* [TASK DETAILS]:
Retype the listing that follows, exactly as written.

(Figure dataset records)
§ §

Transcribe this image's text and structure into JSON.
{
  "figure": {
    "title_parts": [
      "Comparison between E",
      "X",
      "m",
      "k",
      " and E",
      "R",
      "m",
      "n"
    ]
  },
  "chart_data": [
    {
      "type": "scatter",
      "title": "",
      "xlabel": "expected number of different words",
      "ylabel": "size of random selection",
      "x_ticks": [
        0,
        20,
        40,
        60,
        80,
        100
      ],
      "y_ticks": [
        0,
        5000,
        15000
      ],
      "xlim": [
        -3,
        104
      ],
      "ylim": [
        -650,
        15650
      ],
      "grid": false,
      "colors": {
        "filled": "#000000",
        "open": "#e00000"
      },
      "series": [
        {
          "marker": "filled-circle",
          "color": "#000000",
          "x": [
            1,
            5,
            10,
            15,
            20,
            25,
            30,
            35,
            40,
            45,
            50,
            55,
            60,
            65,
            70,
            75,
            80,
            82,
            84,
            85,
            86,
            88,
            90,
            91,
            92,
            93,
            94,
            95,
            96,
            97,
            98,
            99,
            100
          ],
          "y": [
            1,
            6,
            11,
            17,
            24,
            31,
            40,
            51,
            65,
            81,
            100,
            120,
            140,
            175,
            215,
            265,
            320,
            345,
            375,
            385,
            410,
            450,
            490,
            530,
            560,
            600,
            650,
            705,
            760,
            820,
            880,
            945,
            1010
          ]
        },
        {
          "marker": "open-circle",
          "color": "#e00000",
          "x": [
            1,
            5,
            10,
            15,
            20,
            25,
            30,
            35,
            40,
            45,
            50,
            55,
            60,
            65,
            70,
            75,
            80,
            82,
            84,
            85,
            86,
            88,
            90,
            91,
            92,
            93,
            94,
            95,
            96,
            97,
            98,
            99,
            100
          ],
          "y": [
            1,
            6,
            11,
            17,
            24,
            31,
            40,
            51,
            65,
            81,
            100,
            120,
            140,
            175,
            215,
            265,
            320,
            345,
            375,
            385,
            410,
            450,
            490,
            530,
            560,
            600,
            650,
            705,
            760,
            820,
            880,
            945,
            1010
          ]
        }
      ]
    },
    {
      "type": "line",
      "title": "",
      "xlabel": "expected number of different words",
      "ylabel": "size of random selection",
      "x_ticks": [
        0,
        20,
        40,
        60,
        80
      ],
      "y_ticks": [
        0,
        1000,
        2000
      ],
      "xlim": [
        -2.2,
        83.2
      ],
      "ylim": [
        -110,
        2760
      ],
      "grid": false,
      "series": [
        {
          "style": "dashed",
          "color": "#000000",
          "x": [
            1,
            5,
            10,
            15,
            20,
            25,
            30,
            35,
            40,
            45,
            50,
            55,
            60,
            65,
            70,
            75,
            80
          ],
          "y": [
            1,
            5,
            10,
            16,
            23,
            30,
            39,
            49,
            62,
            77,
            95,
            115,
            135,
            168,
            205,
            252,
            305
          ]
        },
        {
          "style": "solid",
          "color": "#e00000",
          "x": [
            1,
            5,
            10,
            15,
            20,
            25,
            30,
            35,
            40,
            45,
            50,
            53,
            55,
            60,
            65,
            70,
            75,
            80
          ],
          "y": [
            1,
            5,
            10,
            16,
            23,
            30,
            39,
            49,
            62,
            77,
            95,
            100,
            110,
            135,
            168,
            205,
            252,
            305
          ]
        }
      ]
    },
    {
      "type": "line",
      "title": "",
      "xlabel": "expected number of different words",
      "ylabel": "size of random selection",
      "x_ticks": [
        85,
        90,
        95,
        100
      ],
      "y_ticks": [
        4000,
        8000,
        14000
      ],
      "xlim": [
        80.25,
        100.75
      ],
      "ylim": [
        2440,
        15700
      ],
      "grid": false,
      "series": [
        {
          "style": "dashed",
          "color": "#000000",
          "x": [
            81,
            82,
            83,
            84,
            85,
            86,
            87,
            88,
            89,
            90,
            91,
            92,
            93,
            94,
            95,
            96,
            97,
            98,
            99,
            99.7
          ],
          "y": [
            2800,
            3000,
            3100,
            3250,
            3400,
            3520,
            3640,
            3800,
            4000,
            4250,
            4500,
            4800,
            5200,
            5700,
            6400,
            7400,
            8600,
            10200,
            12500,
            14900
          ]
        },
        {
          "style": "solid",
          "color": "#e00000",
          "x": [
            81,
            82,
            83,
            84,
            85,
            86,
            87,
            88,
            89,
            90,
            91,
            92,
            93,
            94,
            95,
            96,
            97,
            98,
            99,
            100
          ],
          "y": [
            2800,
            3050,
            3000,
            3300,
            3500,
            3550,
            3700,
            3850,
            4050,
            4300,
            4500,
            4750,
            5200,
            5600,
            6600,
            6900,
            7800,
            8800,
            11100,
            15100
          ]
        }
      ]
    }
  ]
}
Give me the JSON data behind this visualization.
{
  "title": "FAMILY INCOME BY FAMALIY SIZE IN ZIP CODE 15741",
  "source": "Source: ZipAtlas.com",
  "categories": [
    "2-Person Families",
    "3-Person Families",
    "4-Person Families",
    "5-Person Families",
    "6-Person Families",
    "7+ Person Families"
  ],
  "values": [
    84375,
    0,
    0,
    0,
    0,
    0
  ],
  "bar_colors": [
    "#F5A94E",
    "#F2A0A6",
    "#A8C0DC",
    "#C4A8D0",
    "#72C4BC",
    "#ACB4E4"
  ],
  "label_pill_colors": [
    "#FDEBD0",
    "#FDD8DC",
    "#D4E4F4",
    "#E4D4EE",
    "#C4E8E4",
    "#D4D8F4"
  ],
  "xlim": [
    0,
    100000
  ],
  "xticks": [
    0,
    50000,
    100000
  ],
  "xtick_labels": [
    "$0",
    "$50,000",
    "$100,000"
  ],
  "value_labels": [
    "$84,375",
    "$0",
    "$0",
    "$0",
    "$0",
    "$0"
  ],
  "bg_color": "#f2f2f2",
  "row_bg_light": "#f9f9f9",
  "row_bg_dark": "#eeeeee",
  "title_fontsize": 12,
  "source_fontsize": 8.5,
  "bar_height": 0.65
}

§ §

* [OUTPUT FOR THIS TASK]:
Transcribe this image's text and structure into JSON.
{
  "figure": {
    "title_parts": [
      "Comparison between E",
      "X",
      "m",
      "k",
      " and E",
      "R",
      "m",
      "n"
    ]
  },
  "chart_data": [
    {
      "type": "scatter",
      "title": "",
      "xlabel": "expected number of different words",
      "ylabel": "size of random selection",
      "x_ticks": [
        0,
        20,
        40,
        60,
        80,
        100
      ],
      "y_ticks": [
        0,
        5000,
        15000
      ],
      "xlim": [
        -3,
        104
      ],
      "ylim": [
        -650,
        15650
      ],
      "grid": false,
      "colors": {
        "filled": "#000000",
        "open": "#e00000"
      },
      "series": [
        {
          "marker": "filled-circle",
          "color": "#000000",
          "x": [
            1,
            5,
            10,
            15,
            20,
            25,
            30,
            35,
            40,
            45,
            50,
            55,
            60,
            65,
            70,
            75,
            80,
            82,
            84,
            85,
            86,
            88,
            90,
            91,
            92,
            93,
            94,
            95,
            96,
            97,
            98,
            99,
            100
          ],
          "y": [
            1,
            6,
            11,
            17,
            24,
            31,
            40,
            51,
            65,
            81,
            100,
            120,
            140,
            175,
            215,
            265,
            320,
            345,
            375,
            385,
            410,
            450,
            490,
            530,
            560,
            600,
            650,
            705,
            760,
            820,
            880,
            945,
            1010
          ]
        },
        {
          "marker": "open-circle",
          "color": "#e00000",
          "x": [
            1,
            5,
            10,
            15,
            20,
            25,
            30,
            35,
            40,
            45,
            50,
            55,
            60,
            65,
            70,
            75,
            80,
            82,
            84,
            85,
            86,
            88,
            90,
            91,
            92,
            93,
            94,
            95,
            96,
            97,
            98,
            99,
            100
          ],
          "y": [
            1,
            6,
            11,
            17,
            24,
            31,
            40,
            51,
            65,
            81,
            100,
            120,
            140,
            175,
            215,
            265,
            320,
            345,
            375,
            385,
            410,
            450,
            490,
            530,
            560,
            600,
            650,
            705,
            760,
            820,
            880,
            945,
            1010
          ]
        }
      ]
    },
    {
      "type": "line",
      "title": "",
      "xlabel": "expected number of different words",
      "ylabel": "size of random selection",
      "x_ticks": [
        0,
        20,
        40,
        60,
        80
      ],
      "y_ticks": [
        0,
        1000,
        2000
      ],
      "xlim": [
        -2.2,
        83.2
      ],
      "ylim": [
        -110,
        2760
      ],
      "grid": false,
      "series": [
        {
          "style": "dashed",
          "color": "#000000",
          "x": [
            1,
            5,
            10,
            15,
            20,
            25,
            30,
            35,
            40,
            45,
            50,
            55,
            60,
            65,
            70,
            75,
            80
          ],
          "y": [
            1,
            5,
            10,
            16,
            23,
            30,
            39,
            49,
            62,
            77,
            95,
            115,
            135,
            168,
            205,
            252,
            305
          ]
        },
        {
          "style": "solid",
          "color": "#e00000",
          "x": [
            1,
            5,
            10,
            15,
            20,
            25,
            30,
            35,
            40,
            45,
            50,
            53,
            55,
            60,
            65,
            70,
            75,
            80
          ],
          "y": [
            1,
            5,
            10,
            16,
            23,
            30,
            39,
            49,
            62,
            77,
            95,
            100,
            110,
            135,
            168,
            205,
            252,
            305
          ]
        }
      ]
    },
    {
      "type": "line",
      "title": "",
      "xlabel": "expected number of different words",
      "ylabel": "size of random selection",
      "x_ticks": [
        85,
        90,
        95,
        100
      ],
      "y_ticks": [
        4000,
        8000,
        14000
      ],
      "xlim": [
        80.25,
        100.75
      ],
      "ylim": [
        2440,
        15700
      ],
      "grid": false,
      "series": [
        {
          "style": "dashed",
          "color": "#000000",
          "x": [
            81,
            82,
            83,
            84,
            85,
            86,
            87,
            88,
            89,
            90,
            91,
            92,
            93,
            94,
            95,
            96,
            97,
            98,
            99,
            99.7
          ],
          "y": [
            2800,
            3000,
            3100,
            3250,
            3400,
            3520,
            3640,
            3800,
            4000,
            4250,
            4500,
            4800,
            5200,
            5700,
            6400,
            7400,
            8600,
            10200,
            12500,
            14900
          ]
        },
        {
          "style": "solid",
          "color": "#e00000",
          "x": [
            81,
            82,
            83,
            84,
            85,
            86,
            87,
            88,
            89,
            90,
            91,
            92,
            93,
            94,
            95,
            96,
            97,
            98,
            99,
            100
          ],
          "y": [
            2800,
            3050,
            3000,
            3300,
            3500,
            3550,
            3700,
            3850,
            4050,
            4300,
            4500,
            4750,
            5200,
            5600,
            6600,
            6900,
            7800,
            8800,
            11100,
            15100
          ]
        }
      ]
    }
  ]
}
Give me the JSON data behind this visualization.
{
  "title": "FAMILY INCOME BY FAMALIY SIZE IN ZIP CODE 15741",
  "source": "Source: ZipAtlas.com",
  "categories": [
    "2-Person Families",
    "3-Person Families",
    "4-Person Families",
    "5-Person Families",
    "6-Person Families",
    "7+ Person Families"
  ],
  "values": [
    84375,
    0,
    0,
    0,
    0,
    0
  ],
  "bar_colors": [
    "#F5A94E",
    "#F2A0A6",
    "#A8C0DC",
    "#C4A8D0",
    "#72C4BC",
    "#ACB4E4"
  ],
  "label_pill_colors": [
    "#FDEBD0",
    "#FDD8DC",
    "#D4E4F4",
    "#E4D4EE",
    "#C4E8E4",
    "#D4D8F4"
  ],
  "xlim": [
    0,
    100000
  ],
  "xticks": [
    0,
    50000,
    100000
  ],
  "xtick_labels": [
    "$0",
    "$50,000",
    "$100,000"
  ],
  "value_labels": [
    "$84,375",
    "$0",
    "$0",
    "$0",
    "$0",
    "$0"
  ],
  "bg_color": "#f2f2f2",
  "row_bg_light": "#f9f9f9",
  "row_bg_dark": "#eeeeee",
  "title_fontsize": 12,
  "source_fontsize": 8.5,
  "bar_height": 0.65
}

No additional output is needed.